STATED EXERCISE -
Select, from the data, each line where "panel" occurs.

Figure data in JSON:
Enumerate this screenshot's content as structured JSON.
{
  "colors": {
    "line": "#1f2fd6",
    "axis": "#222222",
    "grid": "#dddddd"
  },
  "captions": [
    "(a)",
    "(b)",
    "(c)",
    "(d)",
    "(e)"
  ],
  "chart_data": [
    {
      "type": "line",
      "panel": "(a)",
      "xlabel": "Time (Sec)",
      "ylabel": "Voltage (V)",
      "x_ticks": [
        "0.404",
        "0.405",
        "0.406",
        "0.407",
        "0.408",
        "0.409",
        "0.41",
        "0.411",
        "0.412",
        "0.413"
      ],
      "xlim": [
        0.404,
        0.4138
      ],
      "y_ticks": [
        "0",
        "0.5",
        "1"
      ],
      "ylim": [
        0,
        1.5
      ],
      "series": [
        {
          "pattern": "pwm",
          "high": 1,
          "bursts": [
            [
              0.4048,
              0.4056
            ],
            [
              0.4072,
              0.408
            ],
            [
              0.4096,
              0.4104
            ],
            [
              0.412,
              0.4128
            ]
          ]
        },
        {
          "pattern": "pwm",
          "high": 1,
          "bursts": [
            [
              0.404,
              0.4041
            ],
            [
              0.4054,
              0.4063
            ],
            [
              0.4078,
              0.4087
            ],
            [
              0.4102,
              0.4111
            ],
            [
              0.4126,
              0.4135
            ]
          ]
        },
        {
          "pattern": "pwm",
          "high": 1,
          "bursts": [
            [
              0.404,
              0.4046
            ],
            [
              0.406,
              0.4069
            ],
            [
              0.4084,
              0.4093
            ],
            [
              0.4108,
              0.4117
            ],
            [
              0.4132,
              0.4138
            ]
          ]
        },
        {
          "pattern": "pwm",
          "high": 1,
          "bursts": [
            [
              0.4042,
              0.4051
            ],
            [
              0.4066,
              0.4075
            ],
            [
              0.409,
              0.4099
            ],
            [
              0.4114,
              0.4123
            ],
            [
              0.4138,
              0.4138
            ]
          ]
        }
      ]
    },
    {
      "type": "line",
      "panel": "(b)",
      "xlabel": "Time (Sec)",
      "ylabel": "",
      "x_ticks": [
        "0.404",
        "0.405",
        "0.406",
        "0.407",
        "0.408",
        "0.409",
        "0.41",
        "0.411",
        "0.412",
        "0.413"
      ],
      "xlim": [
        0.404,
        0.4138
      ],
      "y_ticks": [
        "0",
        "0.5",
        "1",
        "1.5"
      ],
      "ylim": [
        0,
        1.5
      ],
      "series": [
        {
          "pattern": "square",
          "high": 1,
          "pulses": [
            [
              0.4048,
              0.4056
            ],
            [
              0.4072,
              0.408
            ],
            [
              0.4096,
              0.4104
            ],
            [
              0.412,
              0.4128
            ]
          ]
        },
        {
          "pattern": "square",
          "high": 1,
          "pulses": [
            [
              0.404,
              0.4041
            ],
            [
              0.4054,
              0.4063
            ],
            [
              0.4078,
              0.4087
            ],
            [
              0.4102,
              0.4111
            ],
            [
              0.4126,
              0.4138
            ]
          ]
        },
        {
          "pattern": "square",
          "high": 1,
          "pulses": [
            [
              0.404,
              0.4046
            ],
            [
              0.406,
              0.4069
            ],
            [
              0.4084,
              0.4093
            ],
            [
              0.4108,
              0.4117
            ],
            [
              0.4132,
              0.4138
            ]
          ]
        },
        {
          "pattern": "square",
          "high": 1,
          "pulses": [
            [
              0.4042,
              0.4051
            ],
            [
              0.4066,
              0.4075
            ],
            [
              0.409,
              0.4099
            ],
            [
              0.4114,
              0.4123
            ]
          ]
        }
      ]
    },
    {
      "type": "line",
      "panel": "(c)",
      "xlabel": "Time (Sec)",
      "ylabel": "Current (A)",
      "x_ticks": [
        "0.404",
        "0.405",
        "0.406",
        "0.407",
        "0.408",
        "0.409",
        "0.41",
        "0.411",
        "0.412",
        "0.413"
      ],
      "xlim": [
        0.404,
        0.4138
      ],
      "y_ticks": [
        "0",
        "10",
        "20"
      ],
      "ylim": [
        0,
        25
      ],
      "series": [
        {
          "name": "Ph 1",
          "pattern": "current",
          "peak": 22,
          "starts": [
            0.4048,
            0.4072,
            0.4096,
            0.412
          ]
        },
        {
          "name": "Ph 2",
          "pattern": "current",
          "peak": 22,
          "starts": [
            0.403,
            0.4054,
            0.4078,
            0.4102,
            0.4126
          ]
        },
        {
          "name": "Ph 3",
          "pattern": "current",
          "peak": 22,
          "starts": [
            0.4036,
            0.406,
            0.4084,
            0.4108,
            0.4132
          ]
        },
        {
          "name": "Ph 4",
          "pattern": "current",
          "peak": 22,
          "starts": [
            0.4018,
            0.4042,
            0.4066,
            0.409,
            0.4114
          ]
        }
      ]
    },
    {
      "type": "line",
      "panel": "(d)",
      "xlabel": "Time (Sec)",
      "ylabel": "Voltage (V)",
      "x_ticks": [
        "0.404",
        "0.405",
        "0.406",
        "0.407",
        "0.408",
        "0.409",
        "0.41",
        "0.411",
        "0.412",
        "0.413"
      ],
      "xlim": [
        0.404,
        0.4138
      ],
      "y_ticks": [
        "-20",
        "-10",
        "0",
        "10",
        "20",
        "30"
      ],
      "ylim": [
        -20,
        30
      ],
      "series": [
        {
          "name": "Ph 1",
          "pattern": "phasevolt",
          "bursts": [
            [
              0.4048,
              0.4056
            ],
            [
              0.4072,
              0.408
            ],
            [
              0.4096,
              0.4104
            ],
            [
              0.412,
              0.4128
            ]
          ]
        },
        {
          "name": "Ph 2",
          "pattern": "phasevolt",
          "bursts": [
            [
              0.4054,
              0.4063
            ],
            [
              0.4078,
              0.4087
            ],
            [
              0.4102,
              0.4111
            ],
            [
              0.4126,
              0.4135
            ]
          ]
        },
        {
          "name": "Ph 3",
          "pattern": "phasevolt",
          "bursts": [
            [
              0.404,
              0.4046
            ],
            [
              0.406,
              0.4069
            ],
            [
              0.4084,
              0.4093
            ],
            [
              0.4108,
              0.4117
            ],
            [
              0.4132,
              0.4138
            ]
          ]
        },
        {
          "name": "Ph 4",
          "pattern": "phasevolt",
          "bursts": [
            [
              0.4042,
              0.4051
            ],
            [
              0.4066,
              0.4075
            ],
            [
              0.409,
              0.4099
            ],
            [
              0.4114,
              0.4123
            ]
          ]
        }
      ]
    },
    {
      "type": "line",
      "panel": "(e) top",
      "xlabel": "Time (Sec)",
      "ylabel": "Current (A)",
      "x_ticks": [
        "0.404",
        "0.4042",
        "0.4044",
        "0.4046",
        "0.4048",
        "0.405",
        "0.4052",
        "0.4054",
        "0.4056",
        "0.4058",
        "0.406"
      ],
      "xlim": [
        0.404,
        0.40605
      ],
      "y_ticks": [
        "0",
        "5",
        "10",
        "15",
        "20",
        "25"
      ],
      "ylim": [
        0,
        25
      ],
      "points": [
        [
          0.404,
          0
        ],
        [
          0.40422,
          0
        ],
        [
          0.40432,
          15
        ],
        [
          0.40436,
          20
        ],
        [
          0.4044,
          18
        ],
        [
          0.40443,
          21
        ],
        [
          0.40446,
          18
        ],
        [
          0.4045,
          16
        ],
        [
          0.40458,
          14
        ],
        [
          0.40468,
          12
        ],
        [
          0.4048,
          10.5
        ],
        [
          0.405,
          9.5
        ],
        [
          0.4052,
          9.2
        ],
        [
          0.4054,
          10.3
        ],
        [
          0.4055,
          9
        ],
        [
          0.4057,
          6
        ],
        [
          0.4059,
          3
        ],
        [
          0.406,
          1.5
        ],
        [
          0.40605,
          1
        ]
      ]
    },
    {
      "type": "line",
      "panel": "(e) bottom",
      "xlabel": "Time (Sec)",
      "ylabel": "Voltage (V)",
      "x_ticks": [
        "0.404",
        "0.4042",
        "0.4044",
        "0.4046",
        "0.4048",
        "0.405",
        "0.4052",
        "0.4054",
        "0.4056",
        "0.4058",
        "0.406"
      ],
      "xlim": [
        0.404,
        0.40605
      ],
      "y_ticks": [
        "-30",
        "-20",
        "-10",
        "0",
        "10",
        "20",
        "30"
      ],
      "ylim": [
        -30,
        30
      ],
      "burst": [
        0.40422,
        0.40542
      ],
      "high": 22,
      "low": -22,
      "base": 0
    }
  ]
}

COMPLETE RESPONSE -
      "panel": "(a)",
      "panel": "(b)",
      "panel": "(c)",
      "panel": "(d)",
      "panel": "(e) top",
      "panel": "(e) bottom",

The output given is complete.